SHORT TASK: Count the lines in the records below that contain the string "block". Case must match, and your reply should be only the number.

DATA FOR PROCESSING:
'''

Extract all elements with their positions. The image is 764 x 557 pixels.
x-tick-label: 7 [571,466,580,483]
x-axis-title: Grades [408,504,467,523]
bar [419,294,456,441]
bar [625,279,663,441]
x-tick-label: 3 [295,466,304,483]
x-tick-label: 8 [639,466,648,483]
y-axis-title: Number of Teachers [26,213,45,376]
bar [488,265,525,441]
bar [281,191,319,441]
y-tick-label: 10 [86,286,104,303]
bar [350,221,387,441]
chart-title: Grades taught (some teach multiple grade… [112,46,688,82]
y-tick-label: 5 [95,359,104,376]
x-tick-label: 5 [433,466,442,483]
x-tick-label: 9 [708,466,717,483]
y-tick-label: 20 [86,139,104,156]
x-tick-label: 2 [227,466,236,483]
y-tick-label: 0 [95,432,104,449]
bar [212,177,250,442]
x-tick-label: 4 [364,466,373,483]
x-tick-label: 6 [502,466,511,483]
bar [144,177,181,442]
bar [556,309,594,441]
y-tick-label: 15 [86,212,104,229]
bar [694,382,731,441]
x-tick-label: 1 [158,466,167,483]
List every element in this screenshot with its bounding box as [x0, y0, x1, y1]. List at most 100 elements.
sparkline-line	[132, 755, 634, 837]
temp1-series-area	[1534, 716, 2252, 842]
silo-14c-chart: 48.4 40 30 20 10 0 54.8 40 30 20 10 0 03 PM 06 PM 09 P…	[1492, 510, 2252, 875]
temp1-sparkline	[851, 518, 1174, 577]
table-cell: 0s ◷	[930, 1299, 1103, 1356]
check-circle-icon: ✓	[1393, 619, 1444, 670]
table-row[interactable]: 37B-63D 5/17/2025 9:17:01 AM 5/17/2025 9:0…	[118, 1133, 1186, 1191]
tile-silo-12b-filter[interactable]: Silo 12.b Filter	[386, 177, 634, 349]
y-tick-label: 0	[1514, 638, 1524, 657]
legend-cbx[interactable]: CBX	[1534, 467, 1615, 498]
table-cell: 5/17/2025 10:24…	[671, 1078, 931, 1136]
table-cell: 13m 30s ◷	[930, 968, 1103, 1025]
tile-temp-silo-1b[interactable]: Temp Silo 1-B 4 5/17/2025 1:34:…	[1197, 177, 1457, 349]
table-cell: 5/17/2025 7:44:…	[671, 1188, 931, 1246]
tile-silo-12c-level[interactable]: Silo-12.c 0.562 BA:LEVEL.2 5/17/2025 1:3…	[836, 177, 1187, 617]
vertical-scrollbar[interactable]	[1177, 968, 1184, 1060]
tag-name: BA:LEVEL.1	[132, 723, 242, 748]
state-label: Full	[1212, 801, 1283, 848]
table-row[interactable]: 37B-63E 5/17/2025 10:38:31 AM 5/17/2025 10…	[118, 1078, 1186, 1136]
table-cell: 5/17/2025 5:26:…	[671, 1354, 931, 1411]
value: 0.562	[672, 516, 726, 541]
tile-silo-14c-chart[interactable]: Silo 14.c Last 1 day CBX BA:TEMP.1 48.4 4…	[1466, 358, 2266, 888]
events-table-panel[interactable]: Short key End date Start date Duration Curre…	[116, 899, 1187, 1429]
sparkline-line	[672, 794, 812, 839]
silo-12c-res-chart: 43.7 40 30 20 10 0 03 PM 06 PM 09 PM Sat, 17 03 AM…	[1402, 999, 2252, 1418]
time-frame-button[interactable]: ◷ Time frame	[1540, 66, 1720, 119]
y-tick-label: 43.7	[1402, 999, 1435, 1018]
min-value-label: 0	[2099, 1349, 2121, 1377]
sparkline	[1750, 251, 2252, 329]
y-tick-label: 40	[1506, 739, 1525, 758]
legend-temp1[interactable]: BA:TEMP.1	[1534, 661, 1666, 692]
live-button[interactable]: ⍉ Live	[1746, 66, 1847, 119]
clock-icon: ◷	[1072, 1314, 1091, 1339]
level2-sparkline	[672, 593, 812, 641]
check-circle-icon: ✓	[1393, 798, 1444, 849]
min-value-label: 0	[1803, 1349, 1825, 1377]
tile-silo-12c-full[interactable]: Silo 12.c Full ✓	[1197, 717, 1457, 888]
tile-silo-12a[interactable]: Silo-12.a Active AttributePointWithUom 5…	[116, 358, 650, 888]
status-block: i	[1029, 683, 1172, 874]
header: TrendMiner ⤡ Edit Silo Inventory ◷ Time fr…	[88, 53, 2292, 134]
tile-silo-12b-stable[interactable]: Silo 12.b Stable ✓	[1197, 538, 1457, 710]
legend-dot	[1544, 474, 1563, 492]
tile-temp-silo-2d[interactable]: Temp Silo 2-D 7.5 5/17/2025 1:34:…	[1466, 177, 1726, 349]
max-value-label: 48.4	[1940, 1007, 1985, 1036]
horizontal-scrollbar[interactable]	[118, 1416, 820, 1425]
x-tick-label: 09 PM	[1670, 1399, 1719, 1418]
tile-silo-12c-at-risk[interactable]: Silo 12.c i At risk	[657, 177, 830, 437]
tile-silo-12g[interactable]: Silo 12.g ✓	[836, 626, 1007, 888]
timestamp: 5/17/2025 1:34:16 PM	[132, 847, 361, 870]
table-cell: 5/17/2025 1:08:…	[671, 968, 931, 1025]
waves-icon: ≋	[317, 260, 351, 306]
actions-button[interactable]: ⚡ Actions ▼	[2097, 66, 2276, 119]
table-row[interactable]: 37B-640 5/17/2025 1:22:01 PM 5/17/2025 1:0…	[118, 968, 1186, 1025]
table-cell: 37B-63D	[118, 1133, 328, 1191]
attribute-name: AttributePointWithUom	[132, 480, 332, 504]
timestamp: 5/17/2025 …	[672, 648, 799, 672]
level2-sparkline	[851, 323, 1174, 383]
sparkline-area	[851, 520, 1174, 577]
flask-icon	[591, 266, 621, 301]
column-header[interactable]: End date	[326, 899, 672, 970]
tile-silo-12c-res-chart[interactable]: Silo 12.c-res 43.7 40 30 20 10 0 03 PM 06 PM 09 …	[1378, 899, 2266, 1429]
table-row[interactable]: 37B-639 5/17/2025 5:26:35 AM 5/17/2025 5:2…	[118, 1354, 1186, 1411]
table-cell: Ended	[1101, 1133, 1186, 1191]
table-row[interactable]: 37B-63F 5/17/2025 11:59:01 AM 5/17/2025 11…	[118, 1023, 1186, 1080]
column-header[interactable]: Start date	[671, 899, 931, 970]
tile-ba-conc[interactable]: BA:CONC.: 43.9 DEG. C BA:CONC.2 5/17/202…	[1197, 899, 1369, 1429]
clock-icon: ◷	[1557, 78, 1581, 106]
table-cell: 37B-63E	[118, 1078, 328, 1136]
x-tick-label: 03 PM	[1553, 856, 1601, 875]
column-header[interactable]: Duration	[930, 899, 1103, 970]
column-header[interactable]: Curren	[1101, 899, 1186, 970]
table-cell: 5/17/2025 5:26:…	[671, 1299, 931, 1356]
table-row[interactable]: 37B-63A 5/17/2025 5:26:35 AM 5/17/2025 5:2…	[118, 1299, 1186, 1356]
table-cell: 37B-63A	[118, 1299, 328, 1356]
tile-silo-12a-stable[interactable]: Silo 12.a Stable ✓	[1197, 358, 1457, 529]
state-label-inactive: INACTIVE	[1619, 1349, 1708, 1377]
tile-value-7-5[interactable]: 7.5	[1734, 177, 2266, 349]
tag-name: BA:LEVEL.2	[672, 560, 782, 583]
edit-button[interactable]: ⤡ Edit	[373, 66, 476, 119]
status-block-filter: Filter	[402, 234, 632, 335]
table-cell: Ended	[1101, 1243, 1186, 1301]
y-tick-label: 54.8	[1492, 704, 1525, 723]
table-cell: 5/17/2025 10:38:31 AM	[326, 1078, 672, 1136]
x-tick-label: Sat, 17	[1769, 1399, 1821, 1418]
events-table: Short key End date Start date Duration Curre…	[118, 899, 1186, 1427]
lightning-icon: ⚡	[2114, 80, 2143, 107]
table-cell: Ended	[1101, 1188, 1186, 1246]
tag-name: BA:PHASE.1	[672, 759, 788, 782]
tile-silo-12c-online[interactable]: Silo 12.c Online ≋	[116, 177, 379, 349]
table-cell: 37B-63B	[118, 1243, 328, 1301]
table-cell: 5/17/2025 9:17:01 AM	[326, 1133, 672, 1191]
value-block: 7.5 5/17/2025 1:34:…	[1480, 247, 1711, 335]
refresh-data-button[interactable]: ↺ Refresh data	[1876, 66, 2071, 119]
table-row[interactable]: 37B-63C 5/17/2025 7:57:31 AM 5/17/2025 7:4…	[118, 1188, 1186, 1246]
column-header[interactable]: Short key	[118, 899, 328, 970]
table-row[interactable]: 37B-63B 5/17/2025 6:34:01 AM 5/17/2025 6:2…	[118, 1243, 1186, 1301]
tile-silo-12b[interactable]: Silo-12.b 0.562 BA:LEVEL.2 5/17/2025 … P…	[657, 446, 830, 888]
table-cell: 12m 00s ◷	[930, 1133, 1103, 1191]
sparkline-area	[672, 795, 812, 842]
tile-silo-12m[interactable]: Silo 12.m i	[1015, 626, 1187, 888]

'''

OUTPUT BELOW: 3